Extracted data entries
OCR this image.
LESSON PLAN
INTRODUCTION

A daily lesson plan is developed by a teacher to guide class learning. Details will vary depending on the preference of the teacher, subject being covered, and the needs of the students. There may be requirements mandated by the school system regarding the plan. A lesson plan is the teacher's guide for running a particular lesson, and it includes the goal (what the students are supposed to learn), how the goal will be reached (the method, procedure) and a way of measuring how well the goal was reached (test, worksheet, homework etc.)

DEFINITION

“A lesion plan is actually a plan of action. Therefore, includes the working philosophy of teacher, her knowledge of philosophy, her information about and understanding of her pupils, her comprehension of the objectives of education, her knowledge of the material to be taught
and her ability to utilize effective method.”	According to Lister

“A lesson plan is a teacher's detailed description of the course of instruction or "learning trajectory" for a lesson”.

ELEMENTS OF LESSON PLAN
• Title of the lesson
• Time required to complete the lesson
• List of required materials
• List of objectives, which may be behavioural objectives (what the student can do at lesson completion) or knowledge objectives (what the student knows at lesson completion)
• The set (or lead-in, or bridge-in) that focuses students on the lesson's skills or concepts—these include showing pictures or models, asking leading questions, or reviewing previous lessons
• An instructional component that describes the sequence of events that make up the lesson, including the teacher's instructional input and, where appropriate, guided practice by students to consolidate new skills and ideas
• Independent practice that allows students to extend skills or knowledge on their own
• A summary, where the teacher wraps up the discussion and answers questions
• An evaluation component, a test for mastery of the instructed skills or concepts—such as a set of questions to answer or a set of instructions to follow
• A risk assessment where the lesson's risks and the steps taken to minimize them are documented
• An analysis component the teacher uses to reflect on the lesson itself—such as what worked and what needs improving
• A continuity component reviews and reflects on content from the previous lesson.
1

[What to produce]
Search the data for the word "method" and copy each line where it appears.

[Worked answer]
A daily lesson plan is developed by a teacher to guide class learning. Details will vary depending on the preference of the teacher, subject being covered, and the needs of the students. There may be requirements mandated by the school system regarding the plan. A lesson plan is the teacher's guide for running a particular lesson, and it includes the goal (what the students are supposed to learn), how the goal will be reached (the method, procedure) and a way of measuring how well the goal was reached (test, worksheet, homework etc.)
and her ability to utilize effective method.”	According to Lister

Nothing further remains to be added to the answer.